* _DIRECTIVE_:
Transcribe the lines below verbatim, skipping the images.
Start of MATERIAL SHOWN
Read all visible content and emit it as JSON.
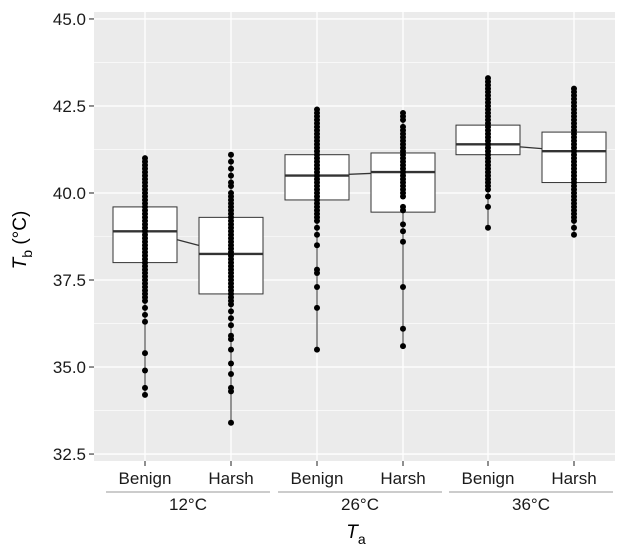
{
  "chart_data": {
    "type": "box",
    "xlabel": "T",
    "xlabel_sub": "a",
    "ylabel": "T",
    "ylabel_sub": "b",
    "ylabel_unit": " (°C)",
    "ylim": [
      32.3,
      45.2
    ],
    "yticks": [
      32.5,
      35.0,
      37.5,
      40.0,
      42.5,
      45.0
    ],
    "ytick_labels": [
      "32.5",
      "35.0",
      "37.5",
      "40.0",
      "42.5",
      "45.0"
    ],
    "groups": [
      {
        "label": "12°C",
        "conditions": [
          {
            "label": "Benign",
            "q1": 38.0,
            "median": 38.9,
            "q3": 39.6,
            "points": [
              41.0,
              40.9,
              40.8,
              40.7,
              40.6,
              40.5,
              40.4,
              40.3,
              40.2,
              40.1,
              40.0,
              39.9,
              39.8,
              39.7,
              39.6,
              39.5,
              39.4,
              39.3,
              39.2,
              39.1,
              39.0,
              38.9,
              38.8,
              38.7,
              38.6,
              38.5,
              38.4,
              38.3,
              38.2,
              38.1,
              38.0,
              37.9,
              37.8,
              37.7,
              37.6,
              37.5,
              37.4,
              37.3,
              37.2,
              37.1,
              37.0,
              36.9,
              36.7,
              36.5,
              36.3,
              35.4,
              34.9,
              34.4,
              34.2
            ]
          },
          {
            "label": "Harsh",
            "q1": 37.1,
            "median": 38.25,
            "q3": 39.3,
            "points": [
              41.1,
              40.9,
              40.7,
              40.5,
              40.3,
              40.2,
              40.0,
              39.9,
              39.8,
              39.7,
              39.6,
              39.5,
              39.4,
              39.3,
              39.2,
              39.1,
              39.0,
              38.9,
              38.8,
              38.7,
              38.6,
              38.5,
              38.4,
              38.3,
              38.2,
              38.1,
              38.0,
              37.9,
              37.8,
              37.7,
              37.6,
              37.5,
              37.4,
              37.3,
              37.2,
              37.1,
              37.0,
              36.9,
              36.8,
              36.6,
              36.4,
              36.2,
              35.9,
              35.8,
              35.5,
              35.1,
              34.8,
              34.4,
              34.3,
              33.4
            ]
          }
        ]
      },
      {
        "label": "26°C",
        "conditions": [
          {
            "label": "Benign",
            "q1": 39.8,
            "median": 40.5,
            "q3": 41.1,
            "points": [
              42.4,
              42.3,
              42.2,
              42.1,
              42.0,
              41.9,
              41.8,
              41.7,
              41.6,
              41.5,
              41.4,
              41.3,
              41.2,
              41.1,
              41.0,
              40.9,
              40.8,
              40.7,
              40.6,
              40.5,
              40.4,
              40.3,
              40.2,
              40.1,
              40.0,
              39.9,
              39.8,
              39.7,
              39.6,
              39.5,
              39.4,
              39.3,
              39.2,
              39.0,
              38.8,
              38.5,
              37.8,
              37.7,
              37.3,
              36.7,
              35.5
            ]
          },
          {
            "label": "Harsh",
            "q1": 39.45,
            "median": 40.6,
            "q3": 41.15,
            "points": [
              42.3,
              42.2,
              42.1,
              41.9,
              41.8,
              41.7,
              41.6,
              41.5,
              41.4,
              41.3,
              41.2,
              41.1,
              41.0,
              40.9,
              40.8,
              40.7,
              40.6,
              40.5,
              40.4,
              40.3,
              40.2,
              40.1,
              40.0,
              39.9,
              39.6,
              39.5,
              39.1,
              38.9,
              38.6,
              37.3,
              36.1,
              35.6
            ]
          }
        ]
      },
      {
        "label": "36°C",
        "conditions": [
          {
            "label": "Benign",
            "q1": 41.1,
            "median": 41.4,
            "q3": 41.95,
            "points": [
              43.3,
              43.2,
              43.1,
              43.0,
              42.9,
              42.8,
              42.7,
              42.6,
              42.5,
              42.4,
              42.3,
              42.2,
              42.1,
              42.0,
              41.9,
              41.8,
              41.7,
              41.6,
              41.5,
              41.4,
              41.3,
              41.2,
              41.1,
              41.0,
              40.9,
              40.8,
              40.7,
              40.6,
              40.5,
              40.4,
              40.3,
              40.2,
              40.1,
              39.9,
              39.6,
              39.0
            ]
          },
          {
            "label": "Harsh",
            "q1": 40.3,
            "median": 41.2,
            "q3": 41.75,
            "points": [
              43.0,
              42.9,
              42.8,
              42.7,
              42.6,
              42.5,
              42.4,
              42.3,
              42.2,
              42.1,
              42.0,
              41.9,
              41.8,
              41.7,
              41.6,
              41.5,
              41.4,
              41.3,
              41.2,
              41.1,
              41.0,
              40.9,
              40.8,
              40.7,
              40.6,
              40.5,
              40.4,
              40.3,
              40.2,
              40.1,
              40.0,
              39.9,
              39.8,
              39.7,
              39.6,
              39.5,
              39.4,
              39.3,
              39.2,
              39.0,
              38.8
            ]
          }
        ]
      }
    ],
    "grid": true,
    "colors": {
      "panel": "#ebebeb",
      "grid": "#ffffff",
      "box_fill": "#ffffff",
      "box_stroke": "#333333",
      "points": "#000000",
      "median_line": "#333333"
    }
  }
}
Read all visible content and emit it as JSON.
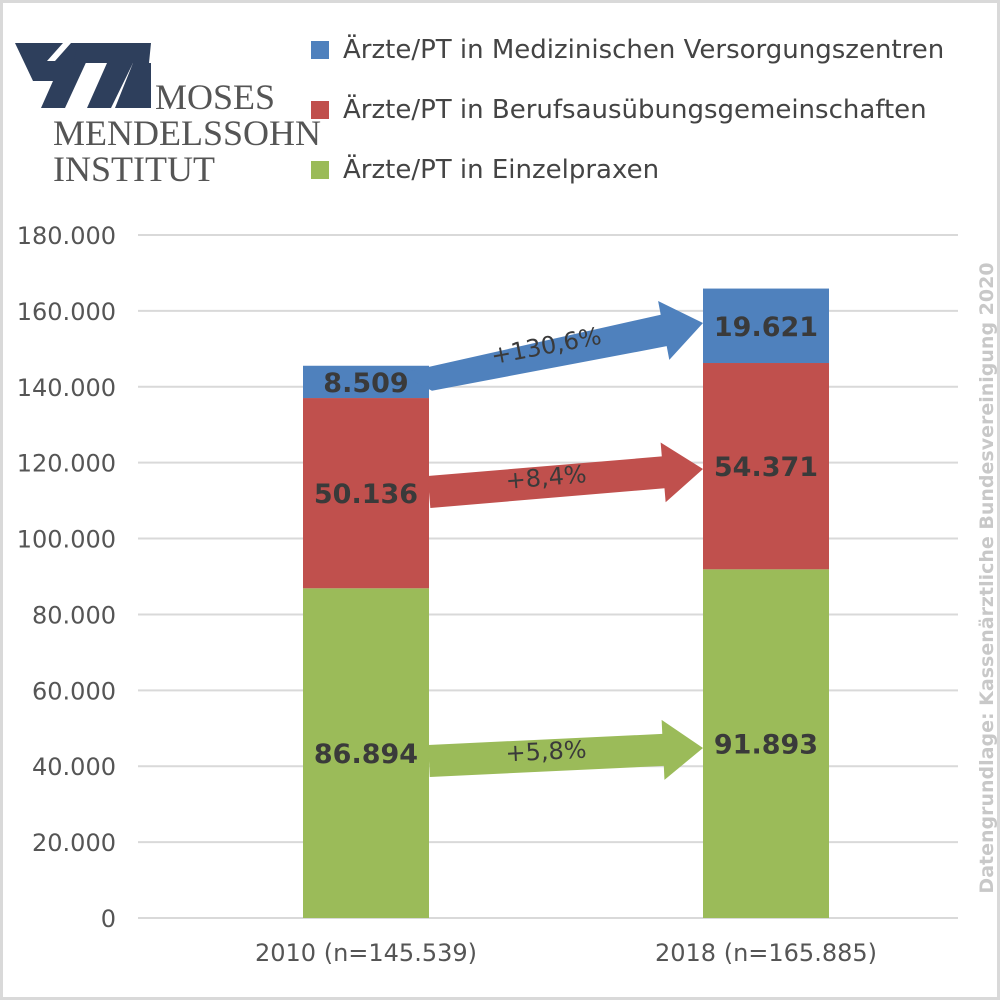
End of MATERIAL SHOWN
* _RESPONSE BELOW_:
Read all visible content and emit it as JSON.
{
  "chart_data": {
    "type": "box",
    "xlabel": "T",
    "xlabel_sub": "a",
    "ylabel": "T",
    "ylabel_sub": "b",
    "ylabel_unit": " (°C)",
    "ylim": [
      32.3,
      45.2
    ],
    "yticks": [
      32.5,
      35.0,
      37.5,
      40.0,
      42.5,
      45.0
    ],
    "ytick_labels": [
      "32.5",
      "35.0",
      "37.5",
      "40.0",
      "42.5",
      "45.0"
    ],
    "groups": [
      {
        "label": "12°C",
        "conditions": [
          {
            "label": "Benign",
            "q1": 38.0,
            "median": 38.9,
            "q3": 39.6,
            "points": [
              41.0,
              40.9,
              40.8,
              40.7,
              40.6,
              40.5,
              40.4,
              40.3,
              40.2,
              40.1,
              40.0,
              39.9,
              39.8,
              39.7,
              39.6,
              39.5,
              39.4,
              39.3,
              39.2,
              39.1,
              39.0,
              38.9,
              38.8,
              38.7,
              38.6,
              38.5,
              38.4,
              38.3,
              38.2,
              38.1,
              38.0,
              37.9,
              37.8,
              37.7,
              37.6,
              37.5,
              37.4,
              37.3,
              37.2,
              37.1,
              37.0,
              36.9,
              36.7,
              36.5,
              36.3,
              35.4,
              34.9,
              34.4,
              34.2
            ]
          },
          {
            "label": "Harsh",
            "q1": 37.1,
            "median": 38.25,
            "q3": 39.3,
            "points": [
              41.1,
              40.9,
              40.7,
              40.5,
              40.3,
              40.2,
              40.0,
              39.9,
              39.8,
              39.7,
              39.6,
              39.5,
              39.4,
              39.3,
              39.2,
              39.1,
              39.0,
              38.9,
              38.8,
              38.7,
              38.6,
              38.5,
              38.4,
              38.3,
              38.2,
              38.1,
              38.0,
              37.9,
              37.8,
              37.7,
              37.6,
              37.5,
              37.4,
              37.3,
              37.2,
              37.1,
              37.0,
              36.9,
              36.8,
              36.6,
              36.4,
              36.2,
              35.9,
              35.8,
              35.5,
              35.1,
              34.8,
              34.4,
              34.3,
              33.4
            ]
          }
        ]
      },
      {
        "label": "26°C",
        "conditions": [
          {
            "label": "Benign",
            "q1": 39.8,
            "median": 40.5,
            "q3": 41.1,
            "points": [
              42.4,
              42.3,
              42.2,
              42.1,
              42.0,
              41.9,
              41.8,
              41.7,
              41.6,
              41.5,
              41.4,
              41.3,
              41.2,
              41.1,
              41.0,
              40.9,
              40.8,
              40.7,
              40.6,
              40.5,
              40.4,
              40.3,
              40.2,
              40.1,
              40.0,
              39.9,
              39.8,
              39.7,
              39.6,
              39.5,
              39.4,
              39.3,
              39.2,
              39.0,
              38.8,
              38.5,
              37.8,
              37.7,
              37.3,
              36.7,
              35.5
            ]
          },
          {
            "label": "Harsh",
            "q1": 39.45,
            "median": 40.6,
            "q3": 41.15,
            "points": [
              42.3,
              42.2,
              42.1,
              41.9,
              41.8,
              41.7,
              41.6,
              41.5,
              41.4,
              41.3,
              41.2,
              41.1,
              41.0,
              40.9,
              40.8,
              40.7,
              40.6,
              40.5,
              40.4,
              40.3,
              40.2,
              40.1,
              40.0,
              39.9,
              39.6,
              39.5,
              39.1,
              38.9,
              38.6,
              37.3,
              36.1,
              35.6
            ]
          }
        ]
      },
      {
        "label": "36°C",
        "conditions": [
          {
            "label": "Benign",
            "q1": 41.1,
            "median": 41.4,
            "q3": 41.95,
            "points": [
              43.3,
              43.2,
              43.1,
              43.0,
              42.9,
              42.8,
              42.7,
              42.6,
              42.5,
              42.4,
              42.3,
              42.2,
              42.1,
              42.0,
              41.9,
              41.8,
              41.7,
              41.6,
              41.5,
              41.4,
              41.3,
              41.2,
              41.1,
              41.0,
              40.9,
              40.8,
              40.7,
              40.6,
              40.5,
              40.4,
              40.3,
              40.2,
              40.1,
              39.9,
              39.6,
              39.0
            ]
          },
          {
            "label": "Harsh",
            "q1": 40.3,
            "median": 41.2,
            "q3": 41.75,
            "points": [
              43.0,
              42.9,
              42.8,
              42.7,
              42.6,
              42.5,
              42.4,
              42.3,
              42.2,
              42.1,
              42.0,
              41.9,
              41.8,
              41.7,
              41.6,
              41.5,
              41.4,
              41.3,
              41.2,
              41.1,
              41.0,
              40.9,
              40.8,
              40.7,
              40.6,
              40.5,
              40.4,
              40.3,
              40.2,
              40.1,
              40.0,
              39.9,
              39.8,
              39.7,
              39.6,
              39.5,
              39.4,
              39.3,
              39.2,
              39.0,
              38.8
            ]
          }
        ]
      }
    ],
    "grid": true,
    "colors": {
      "panel": "#ebebeb",
      "grid": "#ffffff",
      "box_fill": "#ffffff",
      "box_stroke": "#333333",
      "points": "#000000",
      "median_line": "#333333"
    }
  }
}
Read all visible content and emit it as JSON.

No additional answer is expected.